**ABOUT THIS TASK**. Please retype all the data below exactly, line for line.

○ ○ ○ ○

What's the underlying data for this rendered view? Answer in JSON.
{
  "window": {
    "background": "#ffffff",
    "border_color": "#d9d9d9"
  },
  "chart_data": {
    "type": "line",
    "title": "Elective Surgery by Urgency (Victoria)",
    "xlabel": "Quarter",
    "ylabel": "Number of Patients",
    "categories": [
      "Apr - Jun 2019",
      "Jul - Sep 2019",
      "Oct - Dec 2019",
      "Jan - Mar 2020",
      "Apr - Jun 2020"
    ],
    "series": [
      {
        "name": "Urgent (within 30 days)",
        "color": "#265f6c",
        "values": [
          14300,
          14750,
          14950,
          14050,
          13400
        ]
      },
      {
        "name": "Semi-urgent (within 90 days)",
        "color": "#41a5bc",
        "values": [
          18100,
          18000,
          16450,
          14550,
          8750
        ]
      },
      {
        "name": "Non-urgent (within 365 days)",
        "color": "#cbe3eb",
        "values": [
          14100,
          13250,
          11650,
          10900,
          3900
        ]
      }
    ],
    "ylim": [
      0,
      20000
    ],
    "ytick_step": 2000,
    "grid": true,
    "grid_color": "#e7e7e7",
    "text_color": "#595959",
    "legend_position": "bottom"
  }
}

○ ○ ○ ○

**ANSWER SPACE**.
What's the underlying data for this rendered view? Answer in JSON.
{
  "window": {
    "background": "#ffffff",
    "border_color": "#d9d9d9"
  },
  "chart_data": {
    "type": "line",
    "title": "Elective Surgery by Urgency (Victoria)",
    "xlabel": "Quarter",
    "ylabel": "Number of Patients",
    "categories": [
      "Apr - Jun 2019",
      "Jul - Sep 2019",
      "Oct - Dec 2019",
      "Jan - Mar 2020",
      "Apr - Jun 2020"
    ],
    "series": [
      {
        "name": "Urgent (within 30 days)",
        "color": "#265f6c",
        "values": [
          14300,
          14750,
          14950,
          14050,
          13400
        ]
      },
      {
        "name": "Semi-urgent (within 90 days)",
        "color": "#41a5bc",
        "values": [
          18100,
          18000,
          16450,
          14550,
          8750
        ]
      },
      {
        "name": "Non-urgent (within 365 days)",
        "color": "#cbe3eb",
        "values": [
          14100,
          13250,
          11650,
          10900,
          3900
        ]
      }
    ],
    "ylim": [
      0,
      20000
    ],
    "ytick_step": 2000,
    "grid": true,
    "grid_color": "#e7e7e7",
    "text_color": "#595959",
    "legend_position": "bottom"
  }
}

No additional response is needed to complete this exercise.